▶ _Stated goal_
Print the listing below in its entirety, character for character.

◆ ◆ ◆ ◆

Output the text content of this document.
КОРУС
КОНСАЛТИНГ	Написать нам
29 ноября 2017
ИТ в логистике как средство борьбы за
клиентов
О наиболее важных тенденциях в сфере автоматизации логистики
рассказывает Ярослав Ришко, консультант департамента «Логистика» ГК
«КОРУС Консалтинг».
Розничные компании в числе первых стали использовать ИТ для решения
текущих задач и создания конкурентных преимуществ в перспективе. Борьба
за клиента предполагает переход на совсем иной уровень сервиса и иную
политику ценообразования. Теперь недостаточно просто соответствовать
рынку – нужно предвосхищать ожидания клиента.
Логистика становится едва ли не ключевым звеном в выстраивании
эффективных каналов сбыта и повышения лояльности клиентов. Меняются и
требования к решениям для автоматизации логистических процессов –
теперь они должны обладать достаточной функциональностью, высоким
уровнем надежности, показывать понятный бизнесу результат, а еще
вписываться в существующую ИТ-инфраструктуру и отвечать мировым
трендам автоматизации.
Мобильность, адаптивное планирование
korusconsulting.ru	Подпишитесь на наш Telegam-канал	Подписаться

◆ ◆ ◆ ◆

▶ _Response_
Output the text content of this document.
КОРУС
КОНСАЛТИНГ	Написать нам
29 ноября 2017
ИТ в логистике как средство борьбы за
клиентов
О наиболее важных тенденциях в сфере автоматизации логистики
рассказывает Ярослав Ришко, консультант департамента «Логистика» ГК
«КОРУС Консалтинг».
Розничные компании в числе первых стали использовать ИТ для решения
текущих задач и создания конкурентных преимуществ в перспективе. Борьба
за клиента предполагает переход на совсем иной уровень сервиса и иную
политику ценообразования. Теперь недостаточно просто соответствовать
рынку – нужно предвосхищать ожидания клиента.
Логистика становится едва ли не ключевым звеном в выстраивании
эффективных каналов сбыта и повышения лояльности клиентов. Меняются и
требования к решениям для автоматизации логистических процессов –
теперь они должны обладать достаточной функциональностью, высоким
уровнем надежности, показывать понятный бизнесу результат, а еще
вписываться в существующую ИТ-инфраструктуру и отвечать мировым
трендам автоматизации.
Мобильность, адаптивное планирование
korusconsulting.ru	Подпишитесь на наш Telegam-канал	Подписаться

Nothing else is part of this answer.